### Written exercise
Lines containing the word "queue" are the ones to copy from the records below.

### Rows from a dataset
[start]

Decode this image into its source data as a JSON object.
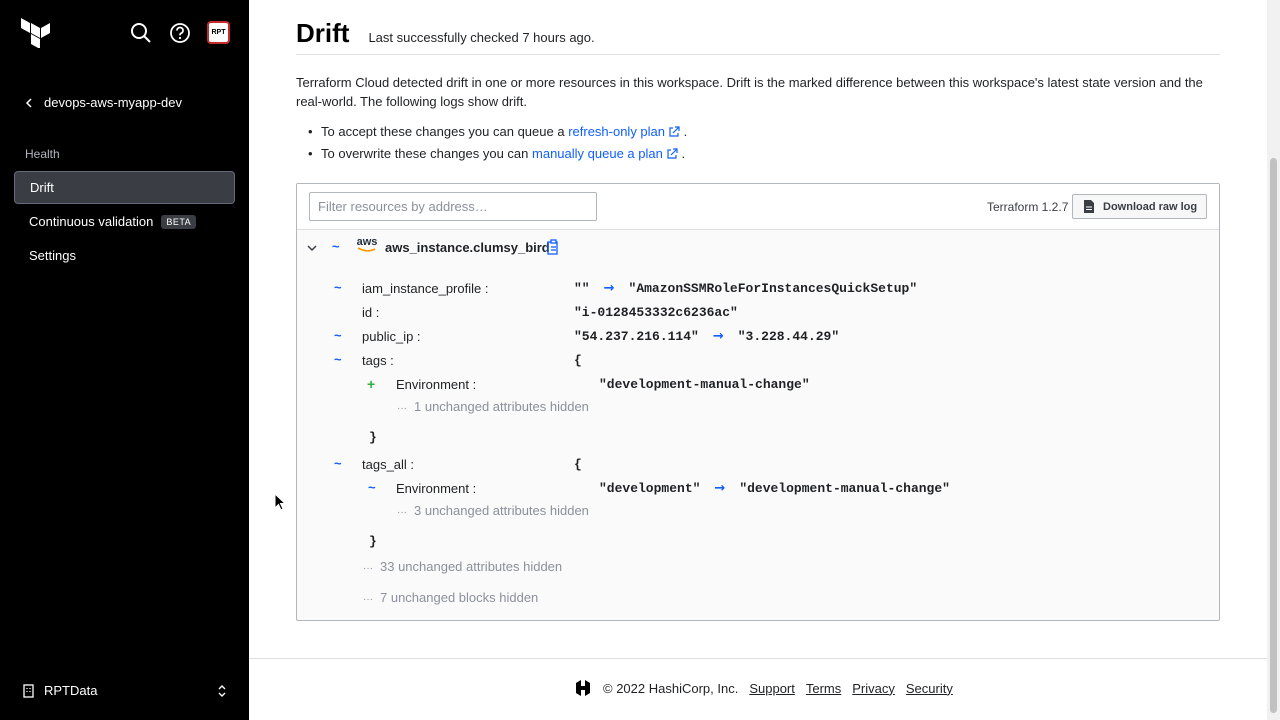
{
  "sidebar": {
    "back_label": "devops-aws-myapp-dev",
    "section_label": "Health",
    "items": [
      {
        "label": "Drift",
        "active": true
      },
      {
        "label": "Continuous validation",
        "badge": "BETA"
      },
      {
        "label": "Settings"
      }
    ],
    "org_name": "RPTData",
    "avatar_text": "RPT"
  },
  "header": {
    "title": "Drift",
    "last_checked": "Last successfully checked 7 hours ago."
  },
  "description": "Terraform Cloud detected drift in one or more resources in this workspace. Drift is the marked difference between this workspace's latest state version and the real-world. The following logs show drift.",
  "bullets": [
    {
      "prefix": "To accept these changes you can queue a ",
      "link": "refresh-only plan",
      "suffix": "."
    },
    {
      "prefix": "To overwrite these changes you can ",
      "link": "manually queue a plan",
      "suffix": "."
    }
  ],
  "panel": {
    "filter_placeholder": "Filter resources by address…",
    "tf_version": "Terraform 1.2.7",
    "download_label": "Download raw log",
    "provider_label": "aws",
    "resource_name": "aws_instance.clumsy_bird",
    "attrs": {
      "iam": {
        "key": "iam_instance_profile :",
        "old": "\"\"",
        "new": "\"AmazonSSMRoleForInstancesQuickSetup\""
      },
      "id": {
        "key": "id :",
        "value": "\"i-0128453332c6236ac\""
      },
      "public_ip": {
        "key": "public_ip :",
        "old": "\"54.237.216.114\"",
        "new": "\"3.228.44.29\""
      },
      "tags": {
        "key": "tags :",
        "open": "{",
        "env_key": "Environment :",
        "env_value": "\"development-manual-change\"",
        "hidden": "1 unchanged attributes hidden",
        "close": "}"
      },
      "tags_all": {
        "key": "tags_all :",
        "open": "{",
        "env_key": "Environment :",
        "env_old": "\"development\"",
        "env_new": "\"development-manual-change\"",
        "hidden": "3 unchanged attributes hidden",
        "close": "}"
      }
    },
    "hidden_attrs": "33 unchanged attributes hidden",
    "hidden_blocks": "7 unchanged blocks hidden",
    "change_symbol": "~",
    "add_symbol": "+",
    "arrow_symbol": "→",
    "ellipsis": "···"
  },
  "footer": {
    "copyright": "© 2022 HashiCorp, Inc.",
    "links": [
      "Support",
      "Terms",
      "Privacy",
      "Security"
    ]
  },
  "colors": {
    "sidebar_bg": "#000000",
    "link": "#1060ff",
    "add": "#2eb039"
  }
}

[end]

### Output for this exercise
      "prefix": "To accept these changes you can queue a ",
      "link": "manually queue a plan",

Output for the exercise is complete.